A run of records

———

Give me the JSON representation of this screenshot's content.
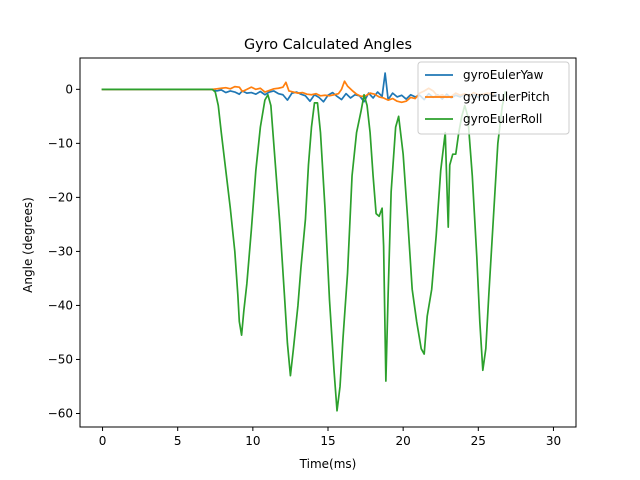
{
  "chart_data": {
    "type": "line",
    "title": "Gyro Calculated Angles",
    "xlabel": "Time(ms)",
    "ylabel": "Angle (degrees)",
    "xlim": [
      -1.5,
      31.5
    ],
    "ylim": [
      -62.5,
      5.8
    ],
    "x_ticks": [
      0,
      5,
      10,
      15,
      20,
      25,
      30
    ],
    "y_ticks": [
      0,
      -10,
      -20,
      -30,
      -40,
      -50,
      -60
    ],
    "grid": false,
    "legend_position": "top-right",
    "series": [
      {
        "name": "gyroEulerYaw",
        "color": "#1f77b4",
        "points": [
          [
            0,
            0
          ],
          [
            7.3,
            0
          ],
          [
            7.6,
            -0.3
          ],
          [
            7.9,
            -0.1
          ],
          [
            8.2,
            -0.6
          ],
          [
            8.5,
            -0.3
          ],
          [
            8.8,
            -0.5
          ],
          [
            9.1,
            -0.9
          ],
          [
            9.3,
            -0.3
          ],
          [
            9.6,
            -0.7
          ],
          [
            9.9,
            -0.6
          ],
          [
            10.2,
            -0.9
          ],
          [
            10.5,
            -0.4
          ],
          [
            10.8,
            -1.0
          ],
          [
            11.1,
            -0.5
          ],
          [
            11.4,
            -0.3
          ],
          [
            11.7,
            -0.8
          ],
          [
            12.0,
            -1.0
          ],
          [
            12.3,
            -2.0
          ],
          [
            12.6,
            -0.7
          ],
          [
            12.9,
            -0.5
          ],
          [
            13.2,
            -0.9
          ],
          [
            13.5,
            -1.2
          ],
          [
            13.8,
            -2.2
          ],
          [
            14.1,
            -1.0
          ],
          [
            14.4,
            -1.5
          ],
          [
            14.7,
            -2.3
          ],
          [
            15.0,
            -1.1
          ],
          [
            15.3,
            -0.6
          ],
          [
            15.6,
            -1.3
          ],
          [
            15.9,
            -1.9
          ],
          [
            16.2,
            -0.8
          ],
          [
            16.5,
            -1.6
          ],
          [
            16.8,
            -1.0
          ],
          [
            17.1,
            -1.2
          ],
          [
            17.4,
            -2.3
          ],
          [
            17.7,
            -0.7
          ],
          [
            18.0,
            -1.6
          ],
          [
            18.3,
            -0.5
          ],
          [
            18.6,
            -1.3
          ],
          [
            18.8,
            3.0
          ],
          [
            19.0,
            -1.9
          ],
          [
            19.3,
            -0.7
          ],
          [
            19.6,
            -1.4
          ],
          [
            19.9,
            -1.1
          ],
          [
            20.2,
            -1.8
          ],
          [
            20.5,
            -1.0
          ],
          [
            20.8,
            -1.4
          ],
          [
            21.1,
            -1.1
          ],
          [
            21.4,
            -1.9
          ],
          [
            21.7,
            -0.8
          ],
          [
            22.0,
            -1.5
          ],
          [
            22.3,
            -1.0
          ],
          [
            22.6,
            -1.8
          ],
          [
            22.9,
            -0.9
          ],
          [
            23.2,
            -1.6
          ],
          [
            23.5,
            -1.1
          ],
          [
            23.8,
            -1.4
          ],
          [
            24.1,
            -0.9
          ],
          [
            24.4,
            -1.3
          ],
          [
            24.7,
            -1.0
          ],
          [
            25.0,
            -1.5
          ],
          [
            25.3,
            -1.0
          ],
          [
            25.6,
            -1.2
          ],
          [
            25.9,
            -0.8
          ],
          [
            26.2,
            -1.0
          ]
        ]
      },
      {
        "name": "gyroEulerPitch",
        "color": "#ff7f0e",
        "points": [
          [
            0,
            0
          ],
          [
            7.3,
            0
          ],
          [
            7.6,
            0.1
          ],
          [
            7.9,
            0.2
          ],
          [
            8.2,
            0.3
          ],
          [
            8.5,
            0.1
          ],
          [
            8.8,
            0.5
          ],
          [
            9.1,
            0.4
          ],
          [
            9.3,
            -0.4
          ],
          [
            9.6,
            0.0
          ],
          [
            9.9,
            0.4
          ],
          [
            10.2,
            0.0
          ],
          [
            10.5,
            0.2
          ],
          [
            10.8,
            -0.5
          ],
          [
            11.1,
            -0.2
          ],
          [
            11.4,
            0.1
          ],
          [
            11.7,
            0.2
          ],
          [
            12.0,
            0.4
          ],
          [
            12.2,
            1.3
          ],
          [
            12.4,
            -0.3
          ],
          [
            12.7,
            -0.5
          ],
          [
            13.0,
            -0.7
          ],
          [
            13.3,
            -0.6
          ],
          [
            13.6,
            -0.9
          ],
          [
            13.9,
            -1.0
          ],
          [
            14.2,
            -0.8
          ],
          [
            14.5,
            -1.2
          ],
          [
            14.8,
            -1.1
          ],
          [
            15.1,
            -1.2
          ],
          [
            15.4,
            -1.0
          ],
          [
            15.7,
            -0.8
          ],
          [
            15.9,
            0.0
          ],
          [
            16.1,
            1.5
          ],
          [
            16.3,
            0.6
          ],
          [
            16.6,
            -0.2
          ],
          [
            16.9,
            -0.9
          ],
          [
            17.2,
            -1.3
          ],
          [
            17.5,
            -1.2
          ],
          [
            17.8,
            -0.7
          ],
          [
            18.1,
            -0.9
          ],
          [
            18.4,
            -1.4
          ],
          [
            18.7,
            -1.6
          ],
          [
            19.0,
            -2.0
          ],
          [
            19.3,
            -1.7
          ],
          [
            19.6,
            -2.2
          ],
          [
            19.9,
            -2.4
          ],
          [
            20.2,
            -2.2
          ],
          [
            20.5,
            -1.5
          ],
          [
            20.8,
            -1.7
          ],
          [
            21.1,
            -0.7
          ],
          [
            21.4,
            -0.3
          ],
          [
            21.7,
            0.2
          ],
          [
            22.0,
            -0.3
          ],
          [
            22.3,
            -1.3
          ],
          [
            22.6,
            -1.0
          ],
          [
            22.9,
            -1.5
          ],
          [
            23.2,
            -1.3
          ],
          [
            23.5,
            -0.7
          ],
          [
            23.8,
            -1.1
          ],
          [
            24.1,
            -0.8
          ],
          [
            24.4,
            -1.2
          ],
          [
            24.7,
            -0.6
          ],
          [
            25.0,
            -1.0
          ],
          [
            25.3,
            -0.9
          ],
          [
            25.6,
            -0.7
          ],
          [
            26.0,
            -0.9
          ]
        ]
      },
      {
        "name": "gyroEulerRoll",
        "color": "#2ca02c",
        "points": [
          [
            0,
            0
          ],
          [
            7.3,
            0
          ],
          [
            7.5,
            -0.5
          ],
          [
            7.7,
            -3
          ],
          [
            7.9,
            -8
          ],
          [
            8.2,
            -15
          ],
          [
            8.5,
            -22
          ],
          [
            8.8,
            -30
          ],
          [
            9.0,
            -38
          ],
          [
            9.1,
            -43
          ],
          [
            9.25,
            -45.5
          ],
          [
            9.4,
            -41
          ],
          [
            9.6,
            -36
          ],
          [
            9.9,
            -26
          ],
          [
            10.2,
            -15
          ],
          [
            10.5,
            -7
          ],
          [
            10.8,
            -2
          ],
          [
            11.0,
            -1
          ],
          [
            11.2,
            -3
          ],
          [
            11.5,
            -14
          ],
          [
            11.8,
            -25
          ],
          [
            12.1,
            -38
          ],
          [
            12.3,
            -47
          ],
          [
            12.5,
            -53
          ],
          [
            12.7,
            -48
          ],
          [
            13.0,
            -40
          ],
          [
            13.2,
            -33
          ],
          [
            13.5,
            -24
          ],
          [
            13.7,
            -14
          ],
          [
            13.9,
            -7
          ],
          [
            14.1,
            -2.5
          ],
          [
            14.3,
            -2.5
          ],
          [
            14.5,
            -8
          ],
          [
            14.8,
            -22
          ],
          [
            15.1,
            -39
          ],
          [
            15.4,
            -52
          ],
          [
            15.6,
            -59.5
          ],
          [
            15.8,
            -55
          ],
          [
            16.0,
            -46
          ],
          [
            16.3,
            -34
          ],
          [
            16.6,
            -16
          ],
          [
            16.9,
            -8
          ],
          [
            17.2,
            -4
          ],
          [
            17.4,
            -1
          ],
          [
            17.6,
            -3
          ],
          [
            17.8,
            -8
          ],
          [
            18.0,
            -16
          ],
          [
            18.2,
            -23
          ],
          [
            18.4,
            -23.5
          ],
          [
            18.6,
            -22
          ],
          [
            18.7,
            -29
          ],
          [
            18.85,
            -54
          ],
          [
            19.0,
            -38
          ],
          [
            19.2,
            -19
          ],
          [
            19.5,
            -7
          ],
          [
            19.7,
            -5
          ],
          [
            20.0,
            -12
          ],
          [
            20.3,
            -24
          ],
          [
            20.6,
            -37
          ],
          [
            20.9,
            -43
          ],
          [
            21.2,
            -48
          ],
          [
            21.4,
            -49
          ],
          [
            21.6,
            -42
          ],
          [
            21.9,
            -37
          ],
          [
            22.2,
            -27
          ],
          [
            22.5,
            -15
          ],
          [
            22.8,
            -8
          ],
          [
            22.9,
            -17
          ],
          [
            23.0,
            -25.5
          ],
          [
            23.1,
            -14
          ],
          [
            23.3,
            -12
          ],
          [
            23.5,
            -12
          ],
          [
            23.7,
            -8
          ],
          [
            23.9,
            -5
          ],
          [
            24.1,
            -3
          ],
          [
            24.3,
            -5
          ],
          [
            24.6,
            -16
          ],
          [
            24.9,
            -31
          ],
          [
            25.1,
            -43
          ],
          [
            25.3,
            -52
          ],
          [
            25.5,
            -48
          ],
          [
            25.7,
            -38
          ],
          [
            26.0,
            -24
          ],
          [
            26.3,
            -10
          ],
          [
            26.6,
            -3
          ],
          [
            26.8,
            -0.5
          ]
        ]
      }
    ]
  }
}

———

### [TASK PROMPT]
Using the material above, state how many lines include the string "color". Answer with a single number.

### [EXERCISE RESPONSE]
3